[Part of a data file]
(begin)

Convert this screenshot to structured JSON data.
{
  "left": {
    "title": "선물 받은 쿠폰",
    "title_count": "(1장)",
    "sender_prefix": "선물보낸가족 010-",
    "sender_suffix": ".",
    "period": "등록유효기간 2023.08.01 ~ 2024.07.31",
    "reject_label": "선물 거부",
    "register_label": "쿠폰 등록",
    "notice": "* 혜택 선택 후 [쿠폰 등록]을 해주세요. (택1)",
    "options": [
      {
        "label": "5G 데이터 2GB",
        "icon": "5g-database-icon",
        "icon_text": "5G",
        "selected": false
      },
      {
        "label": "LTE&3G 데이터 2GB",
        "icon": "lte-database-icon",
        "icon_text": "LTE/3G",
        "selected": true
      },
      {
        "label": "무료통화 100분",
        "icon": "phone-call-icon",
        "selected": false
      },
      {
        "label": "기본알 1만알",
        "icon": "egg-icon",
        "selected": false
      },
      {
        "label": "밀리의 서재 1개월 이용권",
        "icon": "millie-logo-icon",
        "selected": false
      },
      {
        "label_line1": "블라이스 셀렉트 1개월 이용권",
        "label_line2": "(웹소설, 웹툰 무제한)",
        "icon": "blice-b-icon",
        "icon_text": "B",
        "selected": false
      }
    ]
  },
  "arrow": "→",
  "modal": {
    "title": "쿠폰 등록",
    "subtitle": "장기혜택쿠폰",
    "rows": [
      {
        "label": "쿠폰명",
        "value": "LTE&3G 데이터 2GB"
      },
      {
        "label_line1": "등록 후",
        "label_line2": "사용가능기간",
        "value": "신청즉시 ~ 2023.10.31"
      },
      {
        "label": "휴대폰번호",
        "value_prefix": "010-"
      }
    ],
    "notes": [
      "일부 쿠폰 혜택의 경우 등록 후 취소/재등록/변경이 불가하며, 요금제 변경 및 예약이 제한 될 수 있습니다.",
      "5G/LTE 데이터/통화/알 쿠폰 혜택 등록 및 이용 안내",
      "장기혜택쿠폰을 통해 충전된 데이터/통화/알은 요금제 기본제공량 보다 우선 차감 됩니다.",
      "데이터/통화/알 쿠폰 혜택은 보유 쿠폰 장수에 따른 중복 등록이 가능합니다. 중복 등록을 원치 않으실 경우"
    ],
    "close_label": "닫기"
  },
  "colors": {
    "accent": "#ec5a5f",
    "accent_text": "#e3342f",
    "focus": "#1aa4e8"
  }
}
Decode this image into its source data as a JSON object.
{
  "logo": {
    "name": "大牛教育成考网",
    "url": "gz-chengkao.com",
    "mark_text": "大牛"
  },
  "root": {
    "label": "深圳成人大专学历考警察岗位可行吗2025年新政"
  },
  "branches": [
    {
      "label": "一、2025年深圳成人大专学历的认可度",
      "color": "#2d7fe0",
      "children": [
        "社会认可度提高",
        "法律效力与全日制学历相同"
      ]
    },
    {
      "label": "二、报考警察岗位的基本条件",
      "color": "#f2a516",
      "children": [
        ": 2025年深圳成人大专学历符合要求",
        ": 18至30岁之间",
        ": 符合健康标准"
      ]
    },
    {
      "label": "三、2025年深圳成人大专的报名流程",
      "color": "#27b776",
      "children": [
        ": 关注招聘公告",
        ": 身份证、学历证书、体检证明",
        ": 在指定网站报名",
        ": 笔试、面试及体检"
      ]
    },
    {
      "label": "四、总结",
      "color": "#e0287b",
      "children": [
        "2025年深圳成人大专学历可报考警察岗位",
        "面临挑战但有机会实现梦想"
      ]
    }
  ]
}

(end)

WHAT YOU SHOULD DO >> Retype the entries exactly, including every line.

CORRECT ANSWER >>
Convert this screenshot to structured JSON data.
{
  "left": {
    "title": "선물 받은 쿠폰",
    "title_count": "(1장)",
    "sender_prefix": "선물보낸가족 010-",
    "sender_suffix": ".",
    "period": "등록유효기간 2023.08.01 ~ 2024.07.31",
    "reject_label": "선물 거부",
    "register_label": "쿠폰 등록",
    "notice": "* 혜택 선택 후 [쿠폰 등록]을 해주세요. (택1)",
    "options": [
      {
        "label": "5G 데이터 2GB",
        "icon": "5g-database-icon",
        "icon_text": "5G",
        "selected": false
      },
      {
        "label": "LTE&3G 데이터 2GB",
        "icon": "lte-database-icon",
        "icon_text": "LTE/3G",
        "selected": true
      },
      {
        "label": "무료통화 100분",
        "icon": "phone-call-icon",
        "selected": false
      },
      {
        "label": "기본알 1만알",
        "icon": "egg-icon",
        "selected": false
      },
      {
        "label": "밀리의 서재 1개월 이용권",
        "icon": "millie-logo-icon",
        "selected": false
      },
      {
        "label_line1": "블라이스 셀렉트 1개월 이용권",
        "label_line2": "(웹소설, 웹툰 무제한)",
        "icon": "blice-b-icon",
        "icon_text": "B",
        "selected": false
      }
    ]
  },
  "arrow": "→",
  "modal": {
    "title": "쿠폰 등록",
    "subtitle": "장기혜택쿠폰",
    "rows": [
      {
        "label": "쿠폰명",
        "value": "LTE&3G 데이터 2GB"
      },
      {
        "label_line1": "등록 후",
        "label_line2": "사용가능기간",
        "value": "신청즉시 ~ 2023.10.31"
      },
      {
        "label": "휴대폰번호",
        "value_prefix": "010-"
      }
    ],
    "notes": [
      "일부 쿠폰 혜택의 경우 등록 후 취소/재등록/변경이 불가하며, 요금제 변경 및 예약이 제한 될 수 있습니다.",
      "5G/LTE 데이터/통화/알 쿠폰 혜택 등록 및 이용 안내",
      "장기혜택쿠폰을 통해 충전된 데이터/통화/알은 요금제 기본제공량 보다 우선 차감 됩니다.",
      "데이터/통화/알 쿠폰 혜택은 보유 쿠폰 장수에 따른 중복 등록이 가능합니다. 중복 등록을 원치 않으실 경우"
    ],
    "close_label": "닫기"
  },
  "colors": {
    "accent": "#ec5a5f",
    "accent_text": "#e3342f",
    "focus": "#1aa4e8"
  }
}
Decode this image into its source data as a JSON object.
{
  "logo": {
    "name": "大牛教育成考网",
    "url": "gz-chengkao.com",
    "mark_text": "大牛"
  },
  "root": {
    "label": "深圳成人大专学历考警察岗位可行吗2025年新政"
  },
  "branches": [
    {
      "label": "一、2025年深圳成人大专学历的认可度",
      "color": "#2d7fe0",
      "children": [
        "社会认可度提高",
        "法律效力与全日制学历相同"
      ]
    },
    {
      "label": "二、报考警察岗位的基本条件",
      "color": "#f2a516",
      "children": [
        ": 2025年深圳成人大专学历符合要求",
        ": 18至30岁之间",
        ": 符合健康标准"
      ]
    },
    {
      "label": "三、2025年深圳成人大专的报名流程",
      "color": "#27b776",
      "children": [
        ": 关注招聘公告",
        ": 身份证、学历证书、体检证明",
        ": 在指定网站报名",
        ": 笔试、面试及体检"
      ]
    },
    {
      "label": "四、总结",
      "color": "#e0287b",
      "children": [
        "2025年深圳成人大专学历可报考警察岗位",
        "面临挑战但有机会实现梦想"
      ]
    }
  ]
}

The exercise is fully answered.